YOUR TASK: Write the count of lines that contain the word "frac" and nothing else.

[Saved entries]

Begin

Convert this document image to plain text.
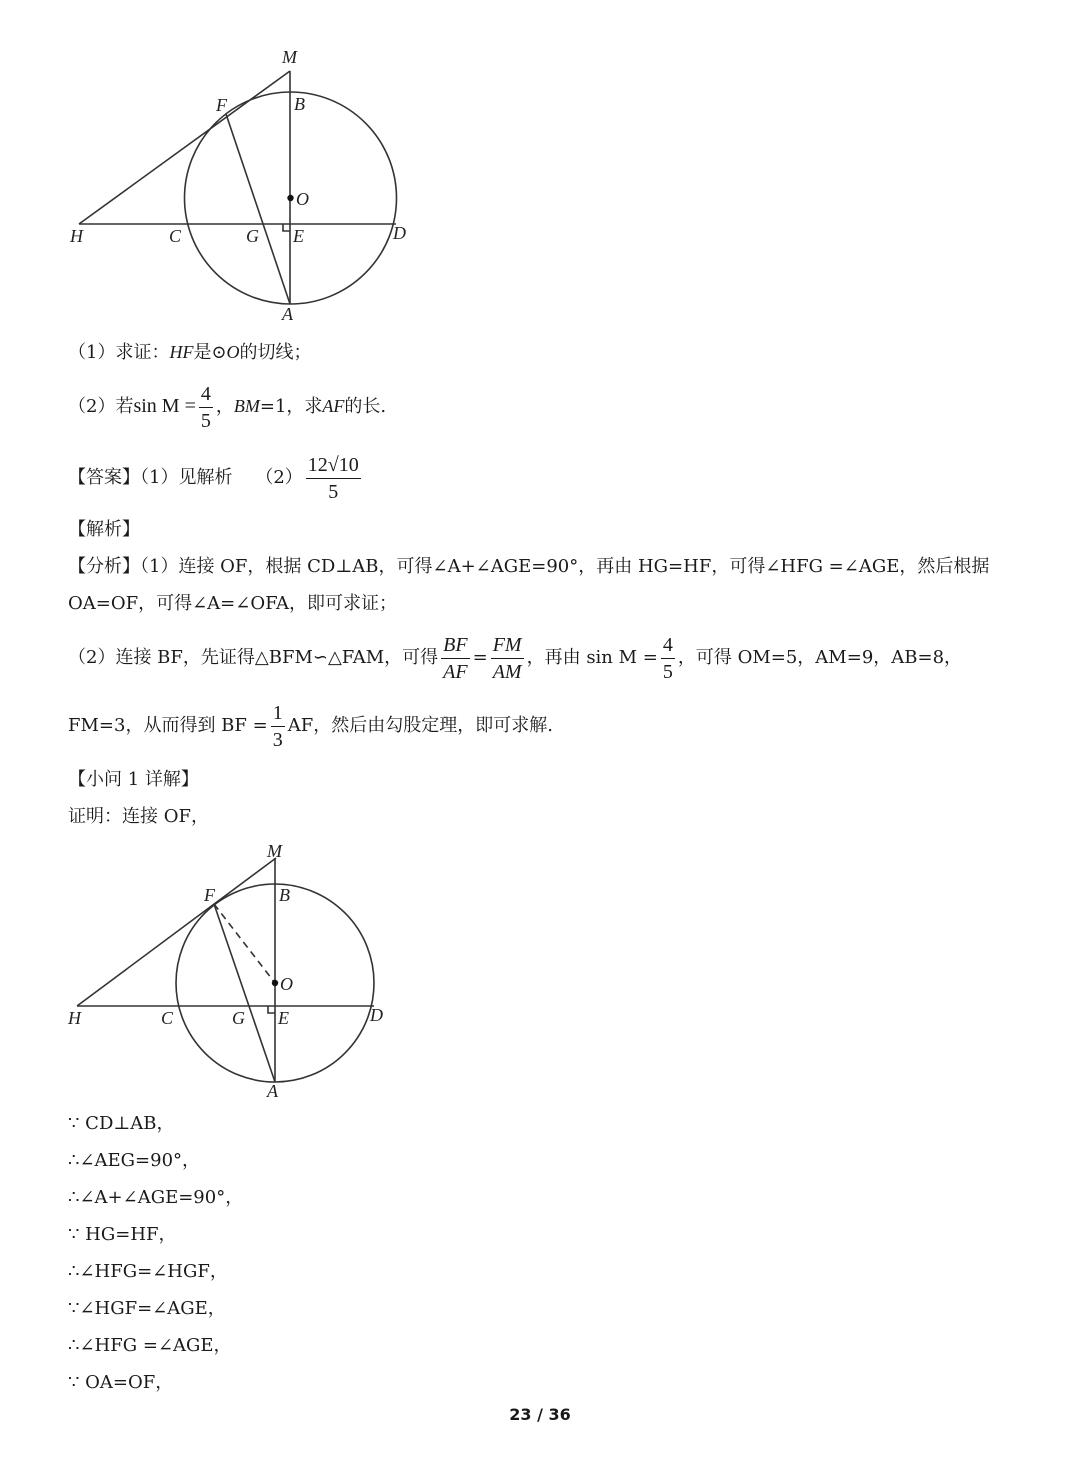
M
B
F
O
H	C	G E	D
A
（1）求证：HF是⊙O的切线；
（2）若$\sin M = \frac{4}{5}$ ，BM=1，求AF的长.
【答案】（1）见解析 $(2) \frac{12√10}{5}$
【解析】
【分析】（1）连接 OF，根据 CD⊥AB，可得∠A+∠AGE=90°，再由 HG=HF，可得∠HFG =∠AGE，然后根据
OA=OF，可得∠A=∠OFA，即可求证；
（2）连接 BF，先证得△BFM∽△FAM，可得 $\frac{BF}{AF} = \frac{FM}{AM}$ ，再由 $\sin M = \frac{4}{5}$ ，可得 OM=5，AM=9，AB=8，
FM=3，从而得到 BF = $\frac{1}{3}$ AF，然后由勾股定理，即可求解.
【小问 1 详解】
证明：连接 OF，
M
B
F
O
H	C	G E	D
A
∵ CD⊥AB，
∴∠AEG=90°，
∴∠A+∠AGE=90°，
∵ HG=HF，
∴∠HFG=∠HGF，
∵∠HGF=∠AGE，
∴∠HFG =∠AGE，
∵ OA=OF，
23 / 36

End

REPLY: 4